Coordinate annotation records

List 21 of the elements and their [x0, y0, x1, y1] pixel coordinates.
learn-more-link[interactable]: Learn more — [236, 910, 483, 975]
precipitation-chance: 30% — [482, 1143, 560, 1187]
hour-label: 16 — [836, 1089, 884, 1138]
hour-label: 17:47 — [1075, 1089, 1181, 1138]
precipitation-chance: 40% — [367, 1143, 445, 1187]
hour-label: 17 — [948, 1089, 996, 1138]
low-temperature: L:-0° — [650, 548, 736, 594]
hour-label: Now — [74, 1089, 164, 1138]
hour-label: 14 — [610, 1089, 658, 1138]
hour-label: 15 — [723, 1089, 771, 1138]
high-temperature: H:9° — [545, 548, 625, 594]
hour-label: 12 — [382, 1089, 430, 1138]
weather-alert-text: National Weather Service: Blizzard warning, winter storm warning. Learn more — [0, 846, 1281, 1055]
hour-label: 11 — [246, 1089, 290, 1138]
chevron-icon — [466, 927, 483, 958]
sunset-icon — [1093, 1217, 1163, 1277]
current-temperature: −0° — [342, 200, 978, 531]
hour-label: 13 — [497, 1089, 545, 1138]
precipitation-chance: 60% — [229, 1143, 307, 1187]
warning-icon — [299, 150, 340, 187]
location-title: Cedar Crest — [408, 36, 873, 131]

- What the task asks
Pick out every line above that contains the string "chance", treating uppercase and lowercase as different.

- Completed exercise
precipitation-chance: 30% — [482, 1143, 560, 1187]
precipitation-chance: 40% — [367, 1143, 445, 1187]
precipitation-chance: 60% — [229, 1143, 307, 1187]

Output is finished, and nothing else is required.